Dataset entries
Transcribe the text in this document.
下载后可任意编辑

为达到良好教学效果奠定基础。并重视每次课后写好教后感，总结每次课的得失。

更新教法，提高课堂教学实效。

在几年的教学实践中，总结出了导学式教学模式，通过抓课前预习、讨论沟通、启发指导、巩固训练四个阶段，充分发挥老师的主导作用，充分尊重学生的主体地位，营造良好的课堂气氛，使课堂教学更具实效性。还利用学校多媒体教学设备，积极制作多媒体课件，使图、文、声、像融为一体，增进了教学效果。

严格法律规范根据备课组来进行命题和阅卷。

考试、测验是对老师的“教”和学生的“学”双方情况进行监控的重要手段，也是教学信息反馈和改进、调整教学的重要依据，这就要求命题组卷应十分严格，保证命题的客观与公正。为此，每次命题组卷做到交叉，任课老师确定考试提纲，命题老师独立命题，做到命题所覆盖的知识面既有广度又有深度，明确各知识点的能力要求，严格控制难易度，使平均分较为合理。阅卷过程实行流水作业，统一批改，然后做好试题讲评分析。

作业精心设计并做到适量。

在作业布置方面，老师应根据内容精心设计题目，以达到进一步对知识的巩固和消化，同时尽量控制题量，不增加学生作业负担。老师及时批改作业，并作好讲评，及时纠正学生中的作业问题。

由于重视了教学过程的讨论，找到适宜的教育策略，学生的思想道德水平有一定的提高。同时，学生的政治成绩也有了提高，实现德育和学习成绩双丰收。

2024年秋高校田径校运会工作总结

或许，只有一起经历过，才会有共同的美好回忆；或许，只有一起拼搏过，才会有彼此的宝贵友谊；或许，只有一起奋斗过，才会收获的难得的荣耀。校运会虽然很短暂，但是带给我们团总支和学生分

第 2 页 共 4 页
...
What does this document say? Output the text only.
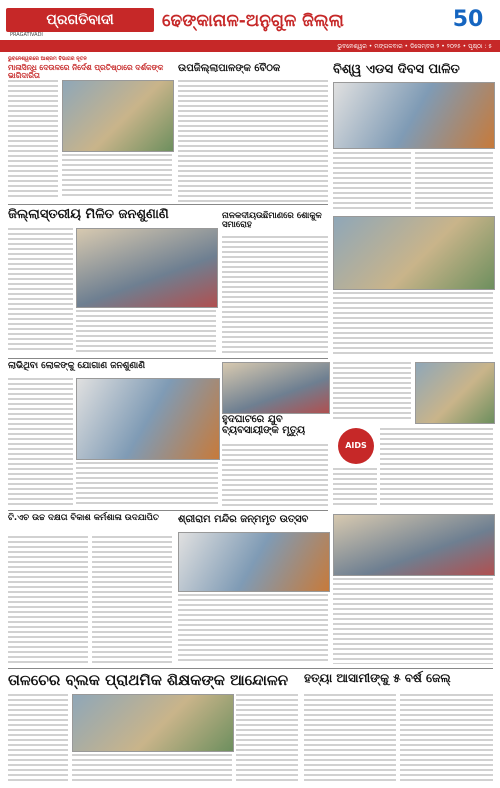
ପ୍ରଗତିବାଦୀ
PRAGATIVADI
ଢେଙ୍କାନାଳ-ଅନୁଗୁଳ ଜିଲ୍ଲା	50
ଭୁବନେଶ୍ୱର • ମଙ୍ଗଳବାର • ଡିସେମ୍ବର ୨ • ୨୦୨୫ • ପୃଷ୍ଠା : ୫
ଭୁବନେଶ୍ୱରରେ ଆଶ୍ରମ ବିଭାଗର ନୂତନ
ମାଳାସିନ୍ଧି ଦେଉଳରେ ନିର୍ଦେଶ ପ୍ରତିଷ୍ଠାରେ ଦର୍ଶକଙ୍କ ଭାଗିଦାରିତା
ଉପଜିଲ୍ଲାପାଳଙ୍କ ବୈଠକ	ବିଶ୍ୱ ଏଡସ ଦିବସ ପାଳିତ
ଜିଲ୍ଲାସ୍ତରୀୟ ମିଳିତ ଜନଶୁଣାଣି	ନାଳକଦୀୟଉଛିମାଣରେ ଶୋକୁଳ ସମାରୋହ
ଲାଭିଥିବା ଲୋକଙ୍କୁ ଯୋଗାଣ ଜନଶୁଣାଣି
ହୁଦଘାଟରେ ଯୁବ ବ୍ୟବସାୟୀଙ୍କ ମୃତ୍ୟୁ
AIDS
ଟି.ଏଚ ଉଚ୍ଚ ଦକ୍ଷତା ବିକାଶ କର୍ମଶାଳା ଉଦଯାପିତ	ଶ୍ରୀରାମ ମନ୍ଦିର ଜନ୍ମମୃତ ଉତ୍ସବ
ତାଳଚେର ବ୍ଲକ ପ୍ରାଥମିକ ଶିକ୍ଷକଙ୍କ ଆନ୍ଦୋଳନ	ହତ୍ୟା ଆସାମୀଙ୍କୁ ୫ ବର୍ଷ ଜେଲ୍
==
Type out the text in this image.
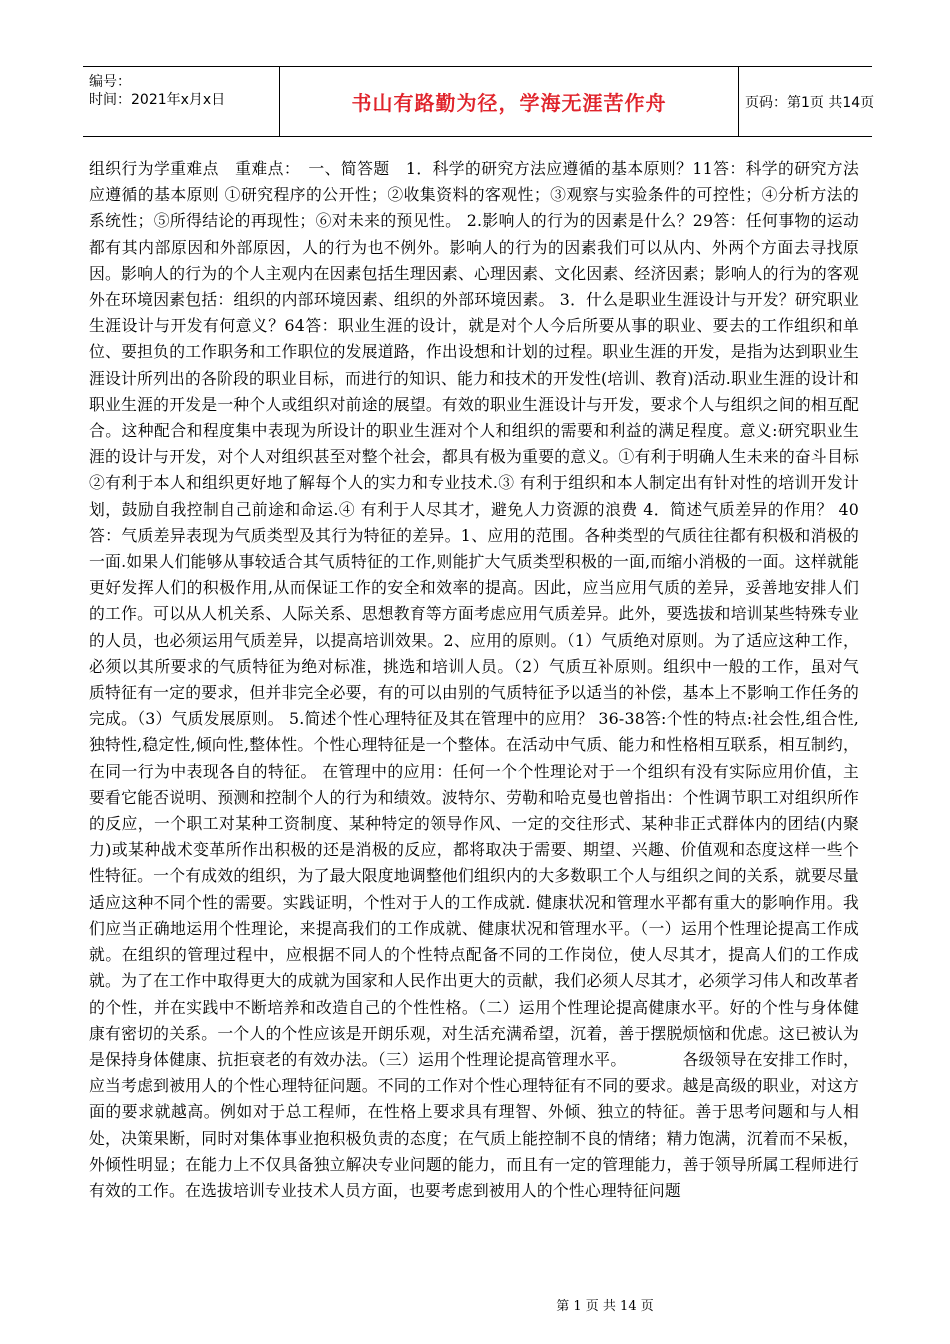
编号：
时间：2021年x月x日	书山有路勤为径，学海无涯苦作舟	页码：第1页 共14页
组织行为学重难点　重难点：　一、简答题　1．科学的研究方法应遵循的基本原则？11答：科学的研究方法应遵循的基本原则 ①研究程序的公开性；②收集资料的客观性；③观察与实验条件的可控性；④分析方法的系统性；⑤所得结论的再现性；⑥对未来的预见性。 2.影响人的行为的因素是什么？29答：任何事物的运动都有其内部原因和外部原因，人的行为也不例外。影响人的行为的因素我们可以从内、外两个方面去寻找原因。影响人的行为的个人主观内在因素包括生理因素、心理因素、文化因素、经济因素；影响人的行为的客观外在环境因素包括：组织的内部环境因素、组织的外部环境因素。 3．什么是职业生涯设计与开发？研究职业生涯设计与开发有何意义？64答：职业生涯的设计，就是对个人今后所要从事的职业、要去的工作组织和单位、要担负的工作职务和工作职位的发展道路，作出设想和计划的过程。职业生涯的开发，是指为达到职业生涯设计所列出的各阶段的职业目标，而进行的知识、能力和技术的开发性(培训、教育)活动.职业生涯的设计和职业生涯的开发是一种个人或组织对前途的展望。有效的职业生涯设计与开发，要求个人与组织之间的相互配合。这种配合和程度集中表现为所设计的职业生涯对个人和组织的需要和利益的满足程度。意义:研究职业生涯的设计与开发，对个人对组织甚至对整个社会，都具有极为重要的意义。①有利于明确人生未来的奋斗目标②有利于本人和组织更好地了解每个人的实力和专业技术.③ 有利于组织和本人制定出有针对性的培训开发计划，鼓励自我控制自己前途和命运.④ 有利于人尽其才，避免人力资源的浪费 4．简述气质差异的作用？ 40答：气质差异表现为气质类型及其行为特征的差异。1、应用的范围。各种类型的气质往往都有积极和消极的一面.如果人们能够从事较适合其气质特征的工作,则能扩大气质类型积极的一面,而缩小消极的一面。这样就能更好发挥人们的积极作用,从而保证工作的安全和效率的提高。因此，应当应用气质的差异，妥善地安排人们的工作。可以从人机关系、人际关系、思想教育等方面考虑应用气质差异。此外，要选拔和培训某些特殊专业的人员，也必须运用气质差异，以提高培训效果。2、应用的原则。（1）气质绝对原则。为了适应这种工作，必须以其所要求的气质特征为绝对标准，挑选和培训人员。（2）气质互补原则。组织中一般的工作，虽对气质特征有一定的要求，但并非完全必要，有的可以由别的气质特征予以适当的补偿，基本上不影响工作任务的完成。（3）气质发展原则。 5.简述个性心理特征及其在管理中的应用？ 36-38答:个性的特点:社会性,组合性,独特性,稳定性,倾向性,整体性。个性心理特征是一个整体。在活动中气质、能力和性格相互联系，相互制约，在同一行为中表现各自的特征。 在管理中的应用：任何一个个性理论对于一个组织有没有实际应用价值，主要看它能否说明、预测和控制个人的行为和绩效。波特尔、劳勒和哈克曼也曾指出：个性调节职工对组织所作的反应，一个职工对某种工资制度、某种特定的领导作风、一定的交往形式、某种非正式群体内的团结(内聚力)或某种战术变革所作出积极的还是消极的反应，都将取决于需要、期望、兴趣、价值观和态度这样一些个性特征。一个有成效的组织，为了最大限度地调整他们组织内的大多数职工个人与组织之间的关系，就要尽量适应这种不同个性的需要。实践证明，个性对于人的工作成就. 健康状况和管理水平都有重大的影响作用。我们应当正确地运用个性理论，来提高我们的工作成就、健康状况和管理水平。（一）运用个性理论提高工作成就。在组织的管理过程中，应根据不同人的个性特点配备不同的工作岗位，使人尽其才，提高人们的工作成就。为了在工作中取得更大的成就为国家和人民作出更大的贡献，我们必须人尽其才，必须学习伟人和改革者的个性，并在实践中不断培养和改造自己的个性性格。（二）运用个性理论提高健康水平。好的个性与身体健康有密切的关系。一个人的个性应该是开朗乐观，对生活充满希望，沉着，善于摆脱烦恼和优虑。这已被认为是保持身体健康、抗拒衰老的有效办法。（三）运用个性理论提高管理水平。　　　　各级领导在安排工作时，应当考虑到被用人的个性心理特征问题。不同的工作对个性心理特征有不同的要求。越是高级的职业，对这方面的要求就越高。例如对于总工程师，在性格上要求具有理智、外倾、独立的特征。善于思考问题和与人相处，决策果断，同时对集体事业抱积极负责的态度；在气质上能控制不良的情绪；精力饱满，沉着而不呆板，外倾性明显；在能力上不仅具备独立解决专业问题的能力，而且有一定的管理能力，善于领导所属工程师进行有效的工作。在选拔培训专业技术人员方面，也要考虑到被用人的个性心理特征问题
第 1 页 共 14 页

GIVEN EXERCISE ->
Find out how many lines in the listing contain the string "text". Give the number alone.

THE ANSWER ->
3